● **MATERIAL SUPPLIED**
● ● ● ● ● ● ●

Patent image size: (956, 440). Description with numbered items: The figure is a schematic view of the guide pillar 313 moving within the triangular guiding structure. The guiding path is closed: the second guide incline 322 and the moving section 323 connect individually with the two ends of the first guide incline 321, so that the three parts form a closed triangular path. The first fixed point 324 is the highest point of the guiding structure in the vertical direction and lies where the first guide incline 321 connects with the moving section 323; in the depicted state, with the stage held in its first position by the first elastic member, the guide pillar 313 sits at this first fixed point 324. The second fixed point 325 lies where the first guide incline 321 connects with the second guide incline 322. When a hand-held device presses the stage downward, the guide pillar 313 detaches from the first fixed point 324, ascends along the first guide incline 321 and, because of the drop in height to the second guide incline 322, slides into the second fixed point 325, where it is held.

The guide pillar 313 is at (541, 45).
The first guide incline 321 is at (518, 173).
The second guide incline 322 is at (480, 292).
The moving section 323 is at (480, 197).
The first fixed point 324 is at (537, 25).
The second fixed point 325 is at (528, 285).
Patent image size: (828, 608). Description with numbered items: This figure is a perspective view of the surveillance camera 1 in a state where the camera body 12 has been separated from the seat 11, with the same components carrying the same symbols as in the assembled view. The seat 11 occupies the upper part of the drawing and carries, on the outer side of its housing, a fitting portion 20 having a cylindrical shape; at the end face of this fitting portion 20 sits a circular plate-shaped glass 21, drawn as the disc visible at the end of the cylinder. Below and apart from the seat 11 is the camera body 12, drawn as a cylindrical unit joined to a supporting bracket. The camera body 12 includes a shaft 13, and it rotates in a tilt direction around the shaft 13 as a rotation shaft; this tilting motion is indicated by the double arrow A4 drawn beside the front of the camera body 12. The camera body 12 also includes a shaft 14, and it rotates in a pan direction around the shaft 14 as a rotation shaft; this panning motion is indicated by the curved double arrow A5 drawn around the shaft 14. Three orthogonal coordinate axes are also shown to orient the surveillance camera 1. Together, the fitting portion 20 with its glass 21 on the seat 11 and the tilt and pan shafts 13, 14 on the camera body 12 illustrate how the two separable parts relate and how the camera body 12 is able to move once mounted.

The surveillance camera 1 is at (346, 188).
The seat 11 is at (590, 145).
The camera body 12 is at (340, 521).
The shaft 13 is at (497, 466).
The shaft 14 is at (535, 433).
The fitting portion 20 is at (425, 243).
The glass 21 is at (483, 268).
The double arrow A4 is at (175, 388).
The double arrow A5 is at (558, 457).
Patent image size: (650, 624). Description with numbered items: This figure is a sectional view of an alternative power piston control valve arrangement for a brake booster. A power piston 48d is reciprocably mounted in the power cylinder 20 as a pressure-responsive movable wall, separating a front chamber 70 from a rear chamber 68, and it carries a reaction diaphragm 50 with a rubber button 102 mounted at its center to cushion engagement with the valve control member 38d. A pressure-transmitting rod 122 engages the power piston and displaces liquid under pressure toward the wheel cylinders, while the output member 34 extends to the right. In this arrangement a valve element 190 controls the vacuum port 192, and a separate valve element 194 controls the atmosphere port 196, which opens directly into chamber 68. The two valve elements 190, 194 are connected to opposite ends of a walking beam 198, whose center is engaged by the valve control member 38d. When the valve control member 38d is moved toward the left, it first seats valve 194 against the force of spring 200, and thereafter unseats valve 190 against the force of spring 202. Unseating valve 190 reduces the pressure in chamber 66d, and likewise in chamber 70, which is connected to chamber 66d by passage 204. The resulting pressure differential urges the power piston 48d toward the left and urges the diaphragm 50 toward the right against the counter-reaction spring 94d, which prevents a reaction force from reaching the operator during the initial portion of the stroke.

● ● ● ● ● ● ●

● **INSTRUCTIONS FOR THE TASK**
Count the lines in the records above that contain the word "second", with case counting. Reply with the number alone.

● **SOLUTION TO THE PROBLEM**
3